::: Stored rows :::

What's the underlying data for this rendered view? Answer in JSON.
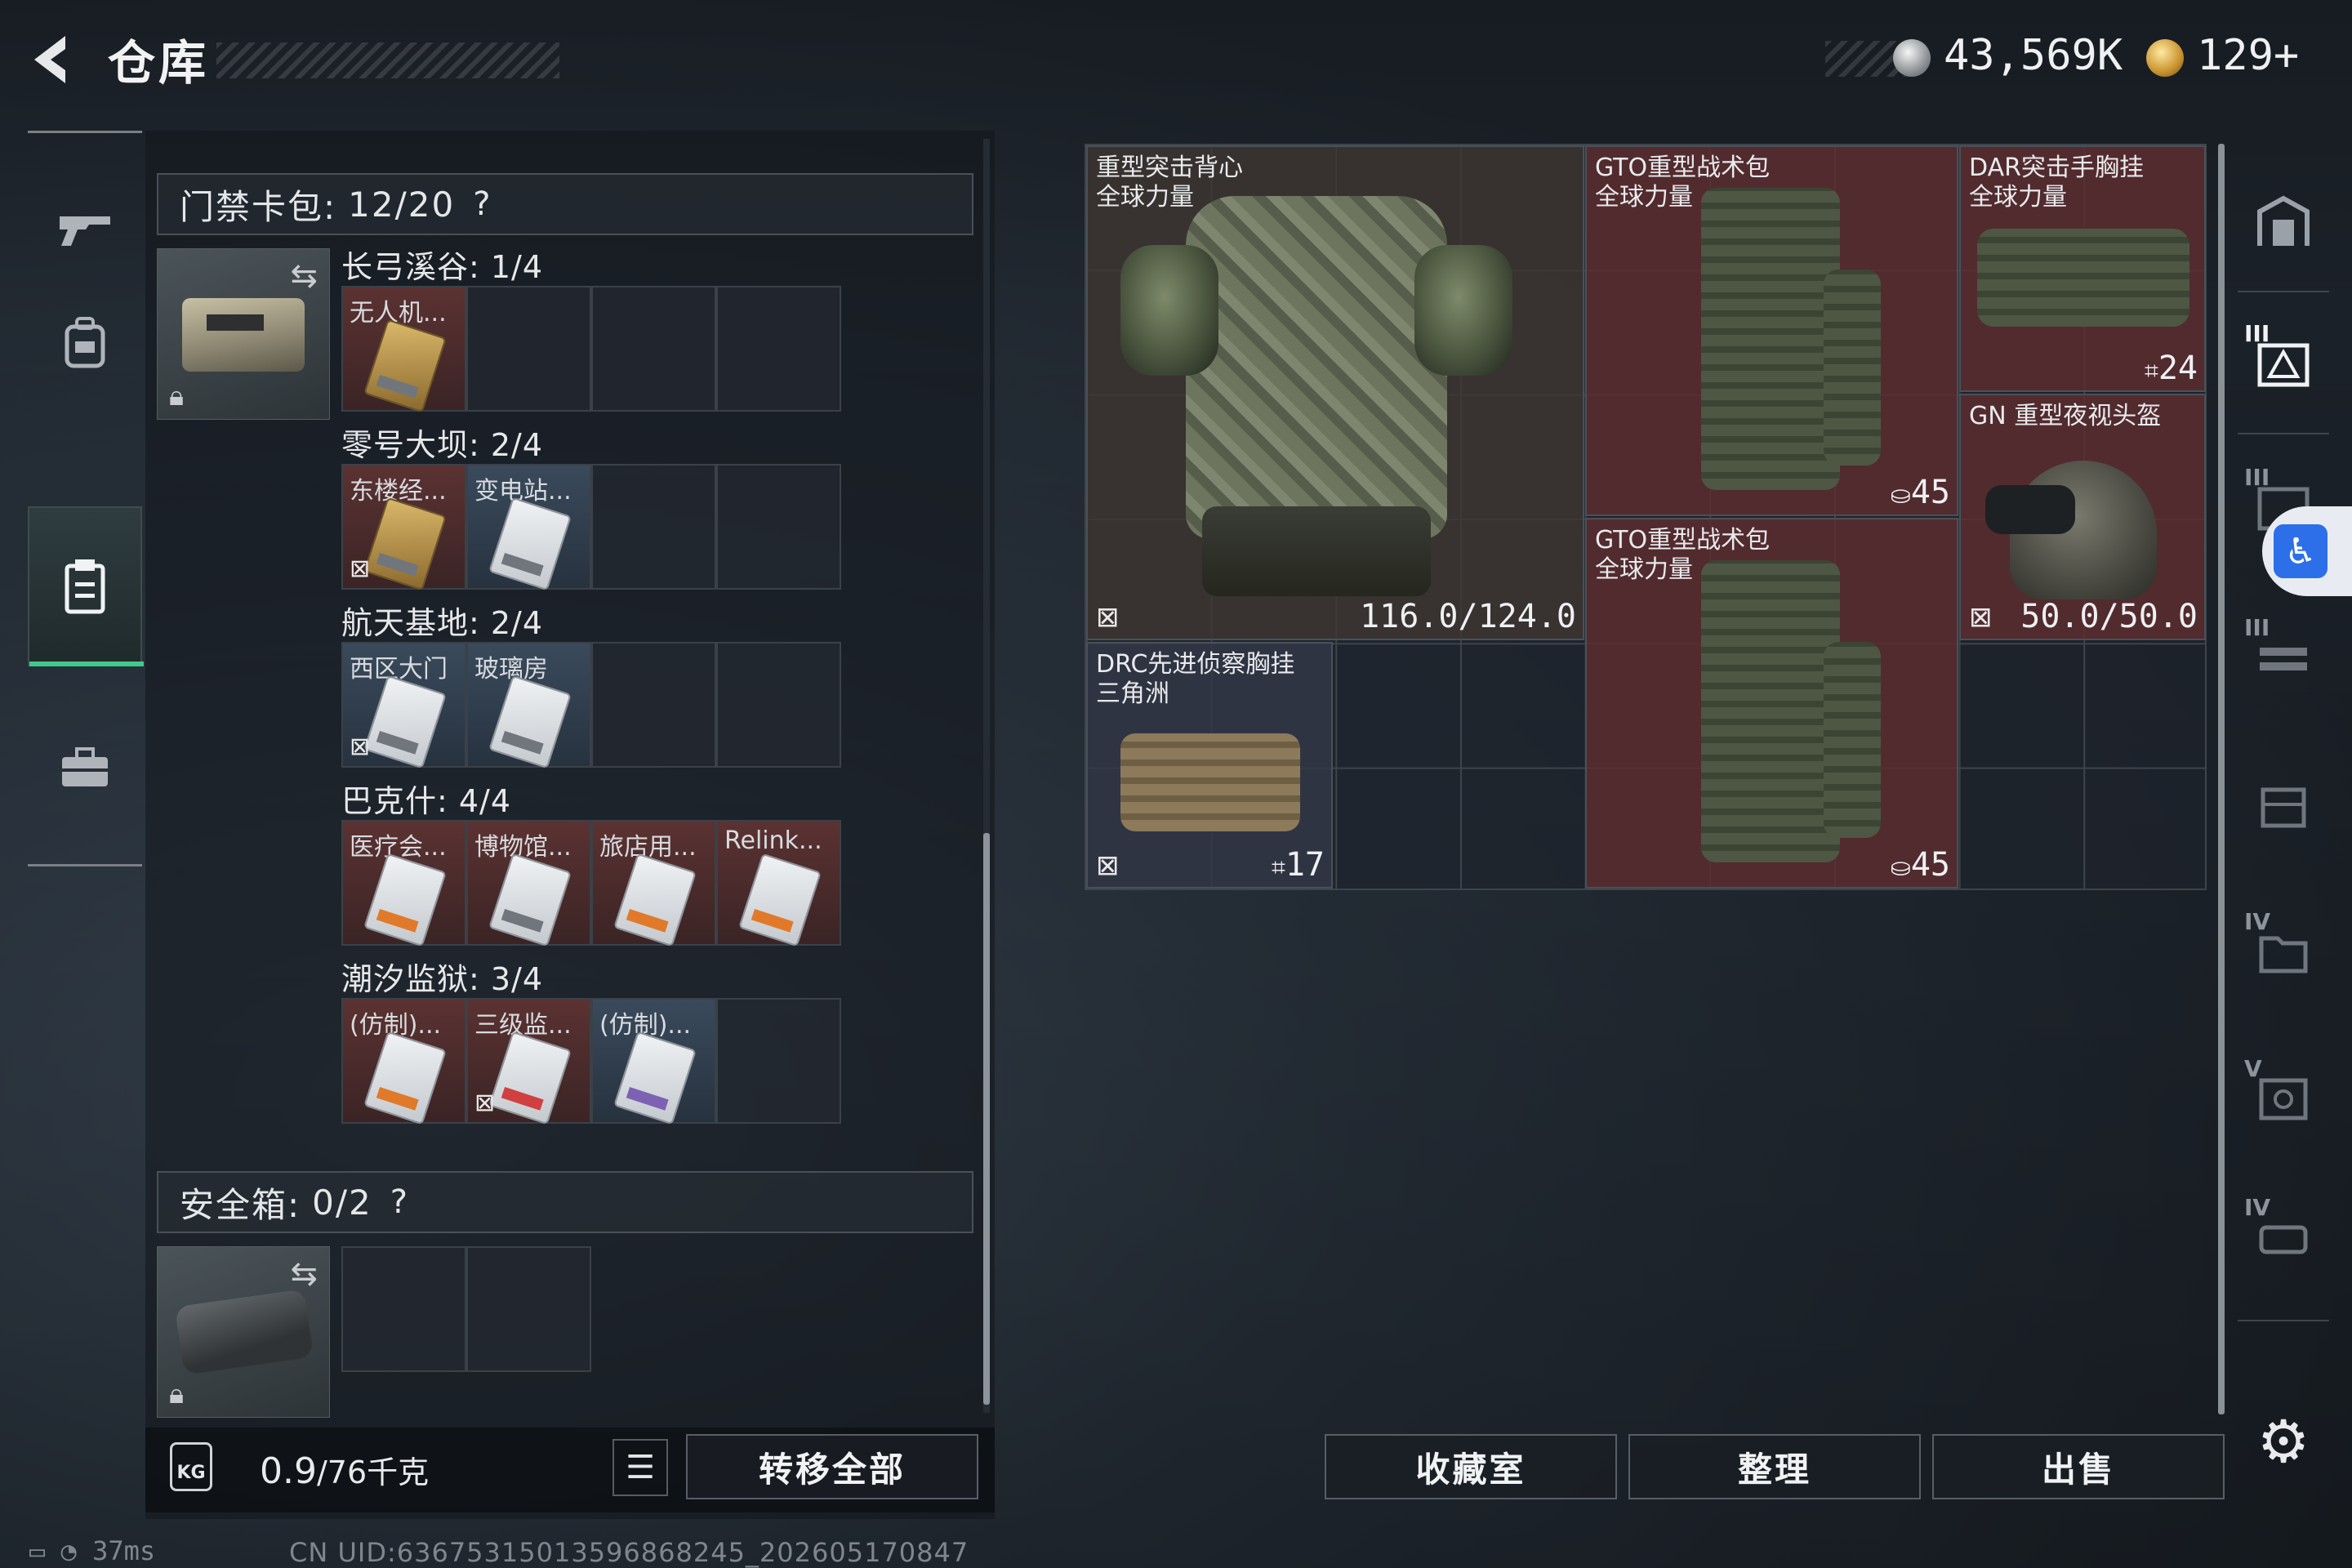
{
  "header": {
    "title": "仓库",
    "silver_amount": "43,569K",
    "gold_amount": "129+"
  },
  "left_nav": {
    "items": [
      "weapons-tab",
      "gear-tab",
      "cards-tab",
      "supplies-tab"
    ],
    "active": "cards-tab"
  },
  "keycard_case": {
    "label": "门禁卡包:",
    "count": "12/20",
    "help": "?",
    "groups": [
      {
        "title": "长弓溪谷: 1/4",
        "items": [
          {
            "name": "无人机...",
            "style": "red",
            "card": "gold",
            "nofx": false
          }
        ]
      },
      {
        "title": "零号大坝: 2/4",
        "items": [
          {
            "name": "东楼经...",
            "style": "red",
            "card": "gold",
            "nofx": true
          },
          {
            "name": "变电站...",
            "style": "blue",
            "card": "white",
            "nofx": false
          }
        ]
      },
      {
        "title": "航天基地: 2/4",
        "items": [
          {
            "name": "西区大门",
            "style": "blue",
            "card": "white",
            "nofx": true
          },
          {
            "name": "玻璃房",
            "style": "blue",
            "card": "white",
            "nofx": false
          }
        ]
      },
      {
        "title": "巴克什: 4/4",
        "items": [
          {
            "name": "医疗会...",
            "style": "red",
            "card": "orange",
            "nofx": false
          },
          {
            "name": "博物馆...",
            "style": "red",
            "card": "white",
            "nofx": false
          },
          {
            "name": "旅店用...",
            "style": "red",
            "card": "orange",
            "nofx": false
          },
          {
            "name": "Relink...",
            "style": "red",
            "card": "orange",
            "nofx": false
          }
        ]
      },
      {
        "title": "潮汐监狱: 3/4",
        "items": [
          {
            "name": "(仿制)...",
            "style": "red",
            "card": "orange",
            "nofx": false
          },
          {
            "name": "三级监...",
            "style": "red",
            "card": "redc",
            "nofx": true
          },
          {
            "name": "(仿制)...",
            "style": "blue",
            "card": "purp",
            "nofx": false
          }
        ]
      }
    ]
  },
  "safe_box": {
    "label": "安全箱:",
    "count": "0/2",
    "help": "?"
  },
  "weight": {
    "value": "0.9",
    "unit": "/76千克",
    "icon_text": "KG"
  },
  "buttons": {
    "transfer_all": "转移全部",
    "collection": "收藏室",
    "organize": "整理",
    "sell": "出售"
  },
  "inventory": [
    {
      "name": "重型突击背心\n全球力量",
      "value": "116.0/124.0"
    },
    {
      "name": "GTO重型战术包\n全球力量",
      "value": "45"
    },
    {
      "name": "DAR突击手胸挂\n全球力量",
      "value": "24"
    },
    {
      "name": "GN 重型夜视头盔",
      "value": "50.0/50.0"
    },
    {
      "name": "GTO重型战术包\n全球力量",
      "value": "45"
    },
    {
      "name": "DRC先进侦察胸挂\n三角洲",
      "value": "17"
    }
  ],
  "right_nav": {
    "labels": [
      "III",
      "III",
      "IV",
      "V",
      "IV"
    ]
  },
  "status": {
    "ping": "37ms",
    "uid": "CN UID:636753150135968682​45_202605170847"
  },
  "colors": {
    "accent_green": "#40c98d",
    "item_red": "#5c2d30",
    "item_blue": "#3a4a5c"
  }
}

:::
::: Stored rows :::

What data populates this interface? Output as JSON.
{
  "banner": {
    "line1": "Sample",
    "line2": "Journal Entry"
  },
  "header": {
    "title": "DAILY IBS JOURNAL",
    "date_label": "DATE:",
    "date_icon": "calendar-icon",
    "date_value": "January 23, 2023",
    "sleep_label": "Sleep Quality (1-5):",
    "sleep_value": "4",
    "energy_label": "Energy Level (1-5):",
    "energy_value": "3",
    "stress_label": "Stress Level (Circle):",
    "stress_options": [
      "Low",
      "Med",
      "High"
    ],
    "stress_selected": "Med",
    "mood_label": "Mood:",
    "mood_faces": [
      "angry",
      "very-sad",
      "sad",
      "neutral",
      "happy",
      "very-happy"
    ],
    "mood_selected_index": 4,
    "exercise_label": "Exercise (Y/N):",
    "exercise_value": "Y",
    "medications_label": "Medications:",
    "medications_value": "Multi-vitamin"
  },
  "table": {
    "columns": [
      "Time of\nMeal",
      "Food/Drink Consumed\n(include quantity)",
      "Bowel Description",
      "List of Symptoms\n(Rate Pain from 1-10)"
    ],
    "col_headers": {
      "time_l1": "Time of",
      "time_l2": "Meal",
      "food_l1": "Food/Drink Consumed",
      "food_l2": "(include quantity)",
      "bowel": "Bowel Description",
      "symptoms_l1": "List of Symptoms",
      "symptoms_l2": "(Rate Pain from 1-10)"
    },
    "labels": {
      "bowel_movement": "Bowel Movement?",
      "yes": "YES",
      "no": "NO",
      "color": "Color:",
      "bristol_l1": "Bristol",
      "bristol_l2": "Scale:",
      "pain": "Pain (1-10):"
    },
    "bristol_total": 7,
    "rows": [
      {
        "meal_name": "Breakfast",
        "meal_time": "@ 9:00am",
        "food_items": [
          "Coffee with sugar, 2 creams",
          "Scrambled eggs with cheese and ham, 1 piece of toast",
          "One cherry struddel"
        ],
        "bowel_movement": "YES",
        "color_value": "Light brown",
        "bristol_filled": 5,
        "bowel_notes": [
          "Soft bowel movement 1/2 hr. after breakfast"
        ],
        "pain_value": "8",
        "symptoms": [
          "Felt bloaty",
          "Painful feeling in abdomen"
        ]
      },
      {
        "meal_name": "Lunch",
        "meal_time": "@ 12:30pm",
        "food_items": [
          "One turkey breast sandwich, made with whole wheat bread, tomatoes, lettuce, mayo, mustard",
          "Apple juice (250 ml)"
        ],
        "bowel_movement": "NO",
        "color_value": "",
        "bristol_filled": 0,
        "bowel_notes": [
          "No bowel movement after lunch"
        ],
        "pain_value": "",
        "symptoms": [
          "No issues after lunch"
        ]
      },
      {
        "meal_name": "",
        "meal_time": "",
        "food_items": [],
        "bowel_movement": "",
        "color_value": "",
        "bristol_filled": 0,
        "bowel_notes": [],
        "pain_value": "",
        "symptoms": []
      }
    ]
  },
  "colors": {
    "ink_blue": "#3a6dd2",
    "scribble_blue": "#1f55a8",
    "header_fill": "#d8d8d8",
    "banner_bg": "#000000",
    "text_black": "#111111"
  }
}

:::

* _Exercise instructions_
Using the records above, gather all lines where the string "include" is present.

* _Full response_
      "Food/Drink Consumed\n(include quantity)",
      "food_l2": "(include quantity)",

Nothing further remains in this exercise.